Dataset excerpts:
^^^^^^^^
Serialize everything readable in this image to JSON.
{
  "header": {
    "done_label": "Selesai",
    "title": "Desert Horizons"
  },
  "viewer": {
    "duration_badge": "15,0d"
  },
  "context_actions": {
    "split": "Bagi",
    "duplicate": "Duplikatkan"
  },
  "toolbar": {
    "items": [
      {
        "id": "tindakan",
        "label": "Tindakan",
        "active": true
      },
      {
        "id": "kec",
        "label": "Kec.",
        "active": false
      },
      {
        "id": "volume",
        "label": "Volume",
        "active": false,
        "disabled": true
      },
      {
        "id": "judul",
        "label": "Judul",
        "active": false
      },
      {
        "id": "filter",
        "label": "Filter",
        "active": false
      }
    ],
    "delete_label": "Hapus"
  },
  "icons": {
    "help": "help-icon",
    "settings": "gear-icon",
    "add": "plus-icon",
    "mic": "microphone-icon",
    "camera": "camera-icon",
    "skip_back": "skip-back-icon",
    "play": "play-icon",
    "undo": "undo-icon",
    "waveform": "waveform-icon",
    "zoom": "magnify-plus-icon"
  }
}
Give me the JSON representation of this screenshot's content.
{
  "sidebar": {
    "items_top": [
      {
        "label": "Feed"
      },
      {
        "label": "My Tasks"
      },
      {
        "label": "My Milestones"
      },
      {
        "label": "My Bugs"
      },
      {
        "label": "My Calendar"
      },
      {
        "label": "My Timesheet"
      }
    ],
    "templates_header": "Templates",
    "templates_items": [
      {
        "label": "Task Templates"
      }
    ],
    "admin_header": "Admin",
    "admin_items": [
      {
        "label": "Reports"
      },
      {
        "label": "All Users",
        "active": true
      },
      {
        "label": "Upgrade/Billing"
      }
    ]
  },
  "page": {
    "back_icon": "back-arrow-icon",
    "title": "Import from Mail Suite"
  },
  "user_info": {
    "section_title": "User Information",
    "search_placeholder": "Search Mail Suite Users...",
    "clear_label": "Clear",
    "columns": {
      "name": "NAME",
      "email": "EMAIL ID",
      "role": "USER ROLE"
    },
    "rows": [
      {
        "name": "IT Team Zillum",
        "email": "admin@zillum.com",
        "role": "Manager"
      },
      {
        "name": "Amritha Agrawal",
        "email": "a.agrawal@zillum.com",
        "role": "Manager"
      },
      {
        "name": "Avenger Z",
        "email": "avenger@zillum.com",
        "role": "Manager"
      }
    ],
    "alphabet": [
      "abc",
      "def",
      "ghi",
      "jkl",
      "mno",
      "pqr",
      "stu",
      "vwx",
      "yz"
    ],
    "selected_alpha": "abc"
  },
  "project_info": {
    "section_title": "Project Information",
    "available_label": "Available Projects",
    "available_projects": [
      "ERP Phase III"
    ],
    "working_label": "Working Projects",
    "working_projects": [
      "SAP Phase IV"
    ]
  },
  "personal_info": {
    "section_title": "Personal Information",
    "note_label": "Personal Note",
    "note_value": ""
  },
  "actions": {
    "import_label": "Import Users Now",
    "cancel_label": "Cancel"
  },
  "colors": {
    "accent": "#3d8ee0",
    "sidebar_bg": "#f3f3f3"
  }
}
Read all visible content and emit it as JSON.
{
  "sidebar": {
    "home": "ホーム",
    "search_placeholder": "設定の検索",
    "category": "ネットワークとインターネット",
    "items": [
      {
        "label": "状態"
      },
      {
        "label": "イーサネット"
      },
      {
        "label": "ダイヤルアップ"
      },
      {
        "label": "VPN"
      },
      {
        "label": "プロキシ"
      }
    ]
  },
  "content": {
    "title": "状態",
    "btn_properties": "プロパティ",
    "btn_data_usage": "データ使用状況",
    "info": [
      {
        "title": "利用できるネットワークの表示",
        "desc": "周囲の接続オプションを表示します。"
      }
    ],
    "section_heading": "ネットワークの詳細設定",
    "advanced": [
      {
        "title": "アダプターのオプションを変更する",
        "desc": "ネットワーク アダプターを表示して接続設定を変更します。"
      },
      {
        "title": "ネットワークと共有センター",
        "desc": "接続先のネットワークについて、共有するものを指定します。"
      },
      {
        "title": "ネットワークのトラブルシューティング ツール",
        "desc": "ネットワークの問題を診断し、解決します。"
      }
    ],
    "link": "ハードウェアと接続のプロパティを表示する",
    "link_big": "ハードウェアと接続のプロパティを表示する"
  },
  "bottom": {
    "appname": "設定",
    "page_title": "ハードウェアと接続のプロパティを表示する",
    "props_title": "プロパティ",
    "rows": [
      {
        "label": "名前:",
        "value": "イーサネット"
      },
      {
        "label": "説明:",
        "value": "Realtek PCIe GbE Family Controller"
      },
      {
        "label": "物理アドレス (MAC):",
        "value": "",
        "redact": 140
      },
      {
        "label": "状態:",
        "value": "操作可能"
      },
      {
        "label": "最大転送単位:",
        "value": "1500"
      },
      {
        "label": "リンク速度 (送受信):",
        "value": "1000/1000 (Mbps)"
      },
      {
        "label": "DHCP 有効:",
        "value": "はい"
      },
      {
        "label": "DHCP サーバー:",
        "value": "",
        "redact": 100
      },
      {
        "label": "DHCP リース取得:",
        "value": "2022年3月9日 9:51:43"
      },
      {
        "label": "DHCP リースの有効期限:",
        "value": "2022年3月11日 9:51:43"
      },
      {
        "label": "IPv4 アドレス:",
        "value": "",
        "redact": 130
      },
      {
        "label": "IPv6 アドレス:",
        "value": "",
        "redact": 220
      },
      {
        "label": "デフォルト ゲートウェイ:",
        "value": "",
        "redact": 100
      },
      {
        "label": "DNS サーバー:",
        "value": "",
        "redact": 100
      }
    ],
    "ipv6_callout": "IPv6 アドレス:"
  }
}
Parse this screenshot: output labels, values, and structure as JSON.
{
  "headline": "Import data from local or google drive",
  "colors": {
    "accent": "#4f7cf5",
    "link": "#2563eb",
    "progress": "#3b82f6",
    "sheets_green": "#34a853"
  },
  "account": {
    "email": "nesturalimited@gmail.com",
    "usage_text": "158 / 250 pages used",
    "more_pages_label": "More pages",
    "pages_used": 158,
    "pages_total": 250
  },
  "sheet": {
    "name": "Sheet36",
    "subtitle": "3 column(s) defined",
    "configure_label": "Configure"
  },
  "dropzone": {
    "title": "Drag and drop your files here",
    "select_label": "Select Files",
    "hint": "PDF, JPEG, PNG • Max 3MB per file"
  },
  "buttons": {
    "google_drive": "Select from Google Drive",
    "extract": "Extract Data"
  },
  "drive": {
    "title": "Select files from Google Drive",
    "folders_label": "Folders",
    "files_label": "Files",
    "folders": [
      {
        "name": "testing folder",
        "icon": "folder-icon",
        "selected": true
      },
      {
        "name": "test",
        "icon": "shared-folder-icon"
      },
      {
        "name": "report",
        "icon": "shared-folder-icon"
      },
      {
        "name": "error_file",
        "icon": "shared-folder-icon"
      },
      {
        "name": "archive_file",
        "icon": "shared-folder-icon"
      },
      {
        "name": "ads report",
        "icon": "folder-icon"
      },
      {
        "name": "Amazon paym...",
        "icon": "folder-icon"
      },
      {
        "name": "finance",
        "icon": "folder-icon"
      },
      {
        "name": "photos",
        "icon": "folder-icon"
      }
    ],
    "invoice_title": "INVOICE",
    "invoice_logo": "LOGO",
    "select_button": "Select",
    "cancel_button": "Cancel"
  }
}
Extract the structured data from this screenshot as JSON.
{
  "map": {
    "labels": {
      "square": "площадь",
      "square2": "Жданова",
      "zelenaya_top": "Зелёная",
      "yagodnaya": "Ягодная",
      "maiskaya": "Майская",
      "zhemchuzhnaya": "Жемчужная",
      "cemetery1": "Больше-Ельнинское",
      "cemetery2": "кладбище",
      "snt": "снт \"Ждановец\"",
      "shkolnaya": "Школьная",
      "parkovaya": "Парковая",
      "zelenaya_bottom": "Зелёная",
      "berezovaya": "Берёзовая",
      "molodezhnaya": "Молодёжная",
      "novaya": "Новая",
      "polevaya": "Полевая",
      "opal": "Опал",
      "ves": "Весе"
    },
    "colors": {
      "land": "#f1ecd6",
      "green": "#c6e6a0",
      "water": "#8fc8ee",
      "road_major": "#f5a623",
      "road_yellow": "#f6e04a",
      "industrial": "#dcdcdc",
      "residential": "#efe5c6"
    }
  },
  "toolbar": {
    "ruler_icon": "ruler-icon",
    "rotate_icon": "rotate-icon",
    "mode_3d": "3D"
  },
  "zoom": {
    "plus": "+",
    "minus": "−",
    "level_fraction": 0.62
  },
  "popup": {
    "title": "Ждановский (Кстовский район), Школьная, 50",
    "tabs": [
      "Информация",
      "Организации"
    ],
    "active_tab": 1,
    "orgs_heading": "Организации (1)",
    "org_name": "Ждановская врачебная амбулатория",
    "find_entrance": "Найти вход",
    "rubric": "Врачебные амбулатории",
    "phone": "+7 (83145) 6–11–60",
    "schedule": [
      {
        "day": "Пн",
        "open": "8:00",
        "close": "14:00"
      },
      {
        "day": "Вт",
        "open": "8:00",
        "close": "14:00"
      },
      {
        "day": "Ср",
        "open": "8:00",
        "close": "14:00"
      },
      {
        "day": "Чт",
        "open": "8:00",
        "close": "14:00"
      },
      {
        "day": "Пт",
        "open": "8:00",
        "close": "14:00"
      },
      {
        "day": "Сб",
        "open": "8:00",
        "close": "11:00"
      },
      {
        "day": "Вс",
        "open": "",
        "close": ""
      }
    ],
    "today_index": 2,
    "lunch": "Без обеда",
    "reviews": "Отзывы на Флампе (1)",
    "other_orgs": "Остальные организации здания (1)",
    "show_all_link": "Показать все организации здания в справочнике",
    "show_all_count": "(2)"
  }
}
^^^^^^^^
### WHAT THE TASK ASKS:
Extract every line above that contains the word "email".

### EXPECTED ANSWER:
      "email": "EMAIL ID",
        "email": "admin@zillum.com",
        "email": "a.agrawal@zillum.com",
        "email": "avenger@zillum.com",
    "email": "nesturalimited@gmail.com",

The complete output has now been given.